■ INSTRUCTIONS FOR THE TASK:
Copy every line of the listing that holds the string "name".

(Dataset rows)
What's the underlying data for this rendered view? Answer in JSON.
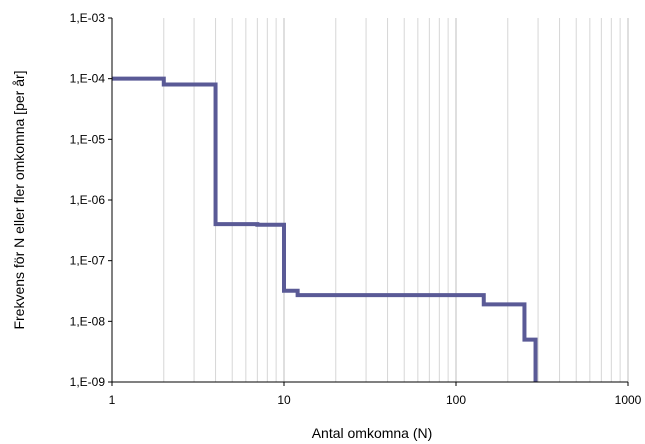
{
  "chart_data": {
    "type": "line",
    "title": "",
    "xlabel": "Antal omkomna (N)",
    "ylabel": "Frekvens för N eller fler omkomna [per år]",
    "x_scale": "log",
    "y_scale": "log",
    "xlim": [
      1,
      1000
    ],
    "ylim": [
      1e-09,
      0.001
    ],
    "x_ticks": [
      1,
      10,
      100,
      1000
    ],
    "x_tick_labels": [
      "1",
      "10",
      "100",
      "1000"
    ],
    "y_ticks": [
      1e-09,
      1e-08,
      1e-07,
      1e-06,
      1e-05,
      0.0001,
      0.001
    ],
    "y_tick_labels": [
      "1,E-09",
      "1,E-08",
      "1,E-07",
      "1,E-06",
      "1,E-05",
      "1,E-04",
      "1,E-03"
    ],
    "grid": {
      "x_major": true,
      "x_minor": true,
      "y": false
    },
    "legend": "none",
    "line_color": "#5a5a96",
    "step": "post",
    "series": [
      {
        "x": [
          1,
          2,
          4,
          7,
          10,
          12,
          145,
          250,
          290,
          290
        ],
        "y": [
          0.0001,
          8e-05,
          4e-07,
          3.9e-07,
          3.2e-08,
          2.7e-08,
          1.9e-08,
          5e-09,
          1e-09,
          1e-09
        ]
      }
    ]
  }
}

==

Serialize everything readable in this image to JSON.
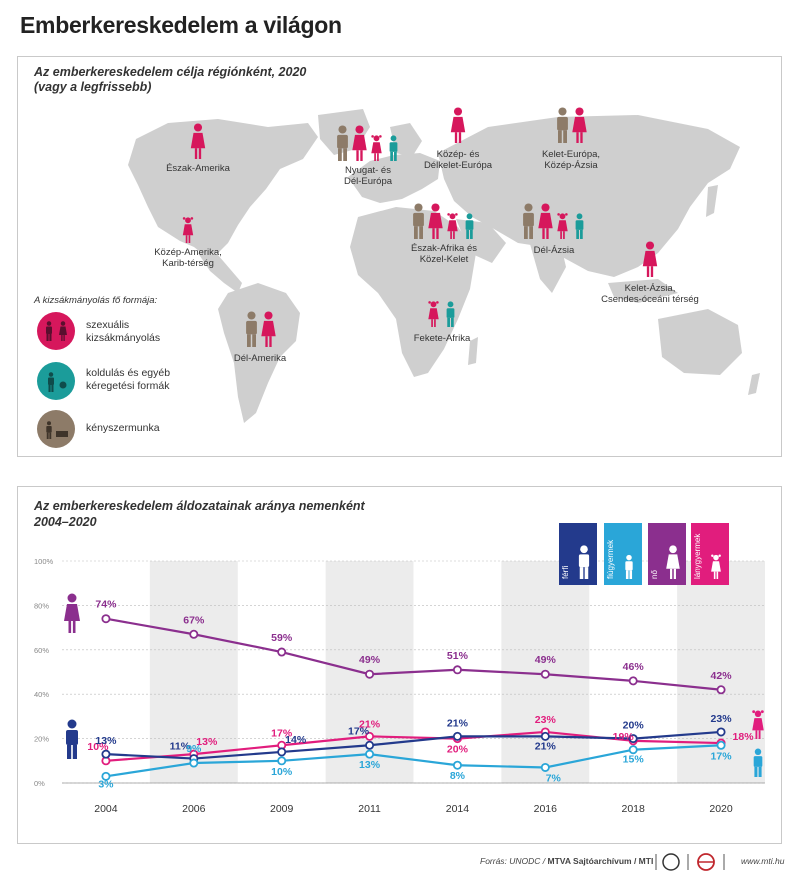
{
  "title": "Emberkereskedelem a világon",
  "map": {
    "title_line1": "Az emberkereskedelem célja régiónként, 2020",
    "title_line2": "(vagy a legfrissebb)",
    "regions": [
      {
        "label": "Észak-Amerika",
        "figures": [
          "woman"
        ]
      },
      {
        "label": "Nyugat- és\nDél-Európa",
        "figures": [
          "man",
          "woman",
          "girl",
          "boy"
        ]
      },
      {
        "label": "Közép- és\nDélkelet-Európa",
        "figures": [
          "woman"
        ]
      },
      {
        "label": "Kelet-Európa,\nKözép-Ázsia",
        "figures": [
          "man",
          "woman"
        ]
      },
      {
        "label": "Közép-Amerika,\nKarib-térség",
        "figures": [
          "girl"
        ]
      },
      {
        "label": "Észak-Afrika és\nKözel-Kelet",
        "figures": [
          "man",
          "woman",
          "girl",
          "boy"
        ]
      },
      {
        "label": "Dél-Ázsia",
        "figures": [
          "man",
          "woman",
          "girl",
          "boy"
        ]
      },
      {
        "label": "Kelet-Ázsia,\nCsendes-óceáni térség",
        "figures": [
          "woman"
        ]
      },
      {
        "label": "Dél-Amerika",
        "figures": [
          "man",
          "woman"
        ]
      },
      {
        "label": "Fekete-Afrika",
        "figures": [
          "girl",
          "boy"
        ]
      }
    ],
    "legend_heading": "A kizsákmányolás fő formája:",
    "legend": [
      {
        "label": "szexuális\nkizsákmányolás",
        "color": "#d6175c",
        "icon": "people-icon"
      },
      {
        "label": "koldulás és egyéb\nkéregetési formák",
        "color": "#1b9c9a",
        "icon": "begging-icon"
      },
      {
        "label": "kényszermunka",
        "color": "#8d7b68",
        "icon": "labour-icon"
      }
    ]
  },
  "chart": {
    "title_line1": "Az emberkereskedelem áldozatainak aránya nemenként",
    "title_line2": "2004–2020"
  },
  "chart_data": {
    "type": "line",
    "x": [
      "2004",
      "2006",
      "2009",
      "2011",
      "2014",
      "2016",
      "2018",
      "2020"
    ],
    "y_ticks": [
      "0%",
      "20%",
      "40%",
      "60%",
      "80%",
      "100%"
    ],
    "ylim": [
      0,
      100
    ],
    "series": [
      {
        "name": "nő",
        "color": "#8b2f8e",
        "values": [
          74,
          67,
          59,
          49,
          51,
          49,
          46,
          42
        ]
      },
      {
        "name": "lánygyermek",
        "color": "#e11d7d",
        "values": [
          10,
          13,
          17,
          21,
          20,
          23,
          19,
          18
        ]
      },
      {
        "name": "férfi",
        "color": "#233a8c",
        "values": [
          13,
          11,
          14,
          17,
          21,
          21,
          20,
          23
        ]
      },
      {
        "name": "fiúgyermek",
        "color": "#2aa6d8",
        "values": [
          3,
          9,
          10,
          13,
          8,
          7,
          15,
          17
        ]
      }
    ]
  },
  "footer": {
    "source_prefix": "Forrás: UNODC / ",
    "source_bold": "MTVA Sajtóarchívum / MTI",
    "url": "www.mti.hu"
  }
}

...

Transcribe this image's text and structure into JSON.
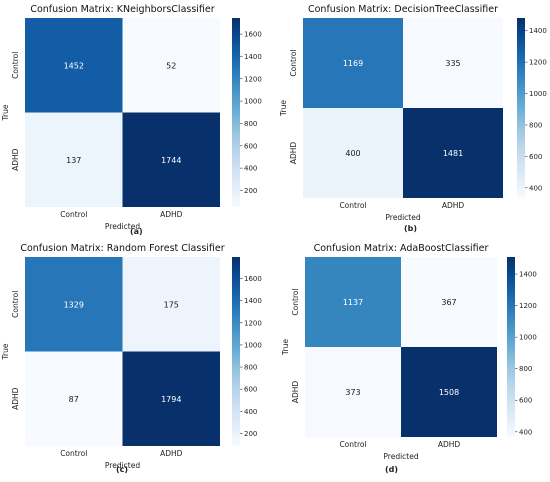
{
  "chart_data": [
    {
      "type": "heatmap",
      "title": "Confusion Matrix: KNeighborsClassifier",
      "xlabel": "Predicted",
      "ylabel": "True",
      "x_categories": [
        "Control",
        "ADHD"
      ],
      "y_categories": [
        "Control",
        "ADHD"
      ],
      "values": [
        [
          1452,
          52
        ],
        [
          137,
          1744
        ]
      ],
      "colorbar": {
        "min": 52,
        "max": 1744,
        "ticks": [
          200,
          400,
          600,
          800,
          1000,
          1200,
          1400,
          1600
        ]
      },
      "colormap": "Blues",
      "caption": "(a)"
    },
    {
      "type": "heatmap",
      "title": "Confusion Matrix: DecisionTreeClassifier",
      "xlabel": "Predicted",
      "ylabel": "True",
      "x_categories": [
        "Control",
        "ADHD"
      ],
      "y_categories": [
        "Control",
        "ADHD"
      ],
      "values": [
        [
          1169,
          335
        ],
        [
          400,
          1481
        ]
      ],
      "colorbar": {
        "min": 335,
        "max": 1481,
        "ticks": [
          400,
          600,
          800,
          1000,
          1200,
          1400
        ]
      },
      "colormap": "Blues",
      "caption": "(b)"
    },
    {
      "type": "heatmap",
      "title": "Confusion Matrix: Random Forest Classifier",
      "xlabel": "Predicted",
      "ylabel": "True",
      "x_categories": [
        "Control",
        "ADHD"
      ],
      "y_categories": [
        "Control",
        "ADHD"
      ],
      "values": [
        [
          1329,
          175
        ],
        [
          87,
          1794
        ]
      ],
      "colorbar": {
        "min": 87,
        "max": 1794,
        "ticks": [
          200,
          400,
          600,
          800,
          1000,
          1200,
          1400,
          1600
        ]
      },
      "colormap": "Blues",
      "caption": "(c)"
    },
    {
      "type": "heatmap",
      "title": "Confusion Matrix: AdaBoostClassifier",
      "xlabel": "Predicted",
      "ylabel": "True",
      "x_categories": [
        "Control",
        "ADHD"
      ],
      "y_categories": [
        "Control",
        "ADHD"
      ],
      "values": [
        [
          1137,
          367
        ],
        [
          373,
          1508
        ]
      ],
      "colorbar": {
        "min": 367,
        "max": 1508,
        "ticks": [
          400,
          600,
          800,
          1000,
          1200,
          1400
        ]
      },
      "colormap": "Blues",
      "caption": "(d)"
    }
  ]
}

■ FINAL ANSWER:
        "name": "nő",
        "name": "lánygyermek",
        "name": "férfi",
        "name": "fiúgyermek",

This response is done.